___ TASK INPUT ___
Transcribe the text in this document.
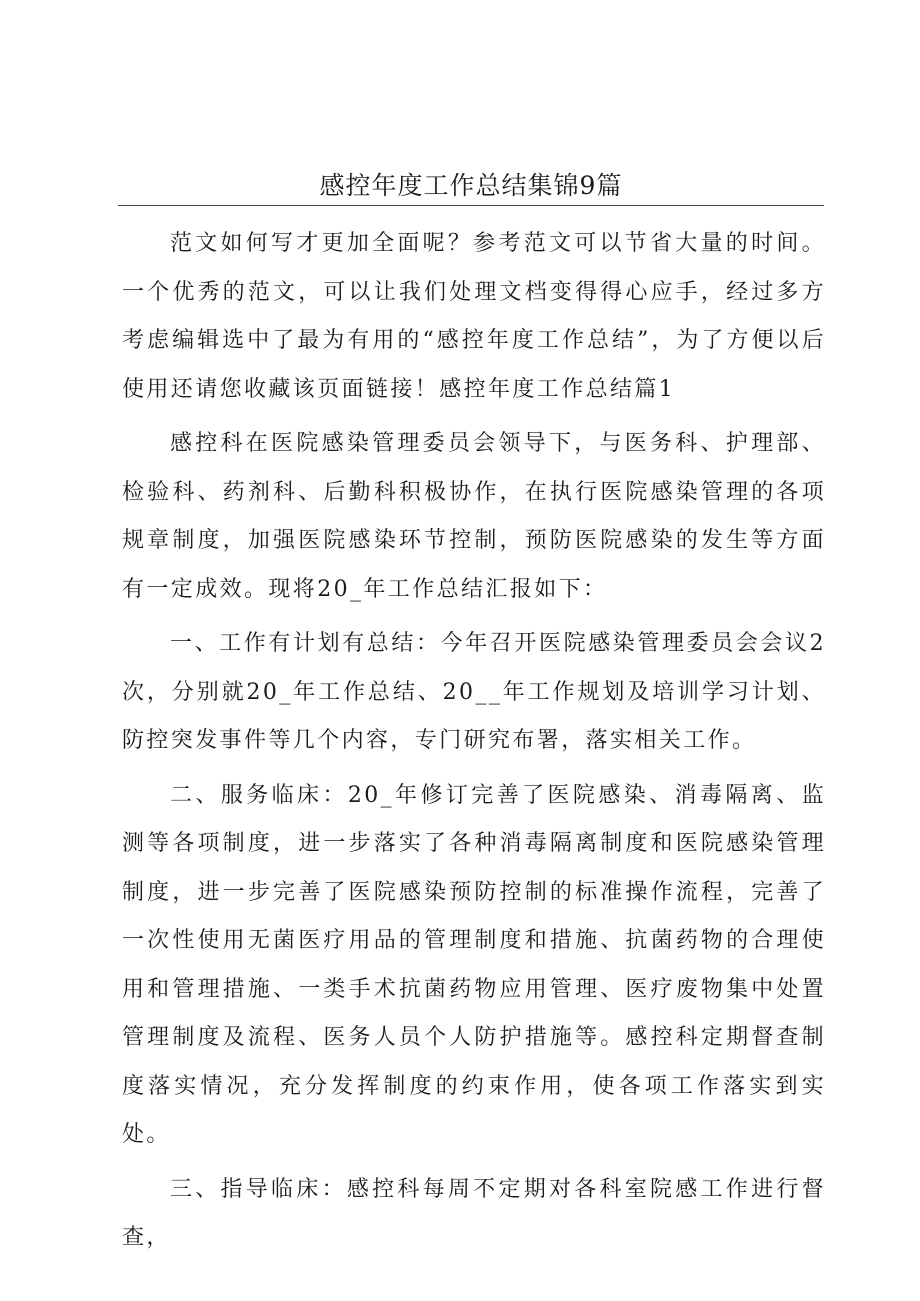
感控年度工作总结集锦9篇

范文如何写才更加全面呢？参考范文可以节省大量的时间。一个优秀的范文，可以让我们处理文档变得得心应手，经过多方考虑编辑选中了最为有用的“感控年度工作总结”，为了方便以后使用还请您收藏该页面链接！感控年度工作总结篇1

感控科在医院感染管理委员会领导下，与医务科、护理部、检验科、药剂科、后勤科积极协作，在执行医院感染管理的各项规章制度，加强医院感染环节控制，预防医院感染的发生等方面有一定成效。现将20_年工作总结汇报如下：

一、工作有计划有总结：今年召开医院感染管理委员会会议2次，分别就20_年工作总结、20__年工作规划及培训学习计划、防控突发事件等几个内容，专门研究布署，落实相关工作。

二、服务临床：20_年修订完善了医院感染、消毒隔离、监测等各项制度，进一步落实了各种消毒隔离制度和医院感染管理制度，进一步完善了医院感染预防控制的标准操作流程，完善了一次性使用无菌医疗用品的管理制度和措施、抗菌药物的合理使用和管理措施、一类手术抗菌药物应用管理、医疗废物集中处置管理制度及流程、医务人员个人防护措施等。感控科定期督查制度落实情况，充分发挥制度的约束作用，使各项工作落实到实处。

三、指导临床：感控科每周不定期对各科室院感工作进行督查，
___
» AIM OF THE TASK
Restate the whole listing above exactly, please, omitting every image.

» EXERCISE RESPONSE
Transcribe the text in this document.
感控年度工作总结集锦9篇

范文如何写才更加全面呢？参考范文可以节省大量的时间。一个优秀的范文，可以让我们处理文档变得得心应手，经过多方考虑编辑选中了最为有用的“感控年度工作总结”，为了方便以后使用还请您收藏该页面链接！感控年度工作总结篇1

感控科在医院感染管理委员会领导下，与医务科、护理部、检验科、药剂科、后勤科积极协作，在执行医院感染管理的各项规章制度，加强医院感染环节控制，预防医院感染的发生等方面有一定成效。现将20_年工作总结汇报如下：

一、工作有计划有总结：今年召开医院感染管理委员会会议2次，分别就20_年工作总结、20__年工作规划及培训学习计划、防控突发事件等几个内容，专门研究布署，落实相关工作。

二、服务临床：20_年修订完善了医院感染、消毒隔离、监测等各项制度，进一步落实了各种消毒隔离制度和医院感染管理制度，进一步完善了医院感染预防控制的标准操作流程，完善了一次性使用无菌医疗用品的管理制度和措施、抗菌药物的合理使用和管理措施、一类手术抗菌药物应用管理、医疗废物集中处置管理制度及流程、医务人员个人防护措施等。感控科定期督查制度落实情况，充分发挥制度的约束作用，使各项工作落实到实处。

三、指导临床：感控科每周不定期对各科室院感工作进行督查，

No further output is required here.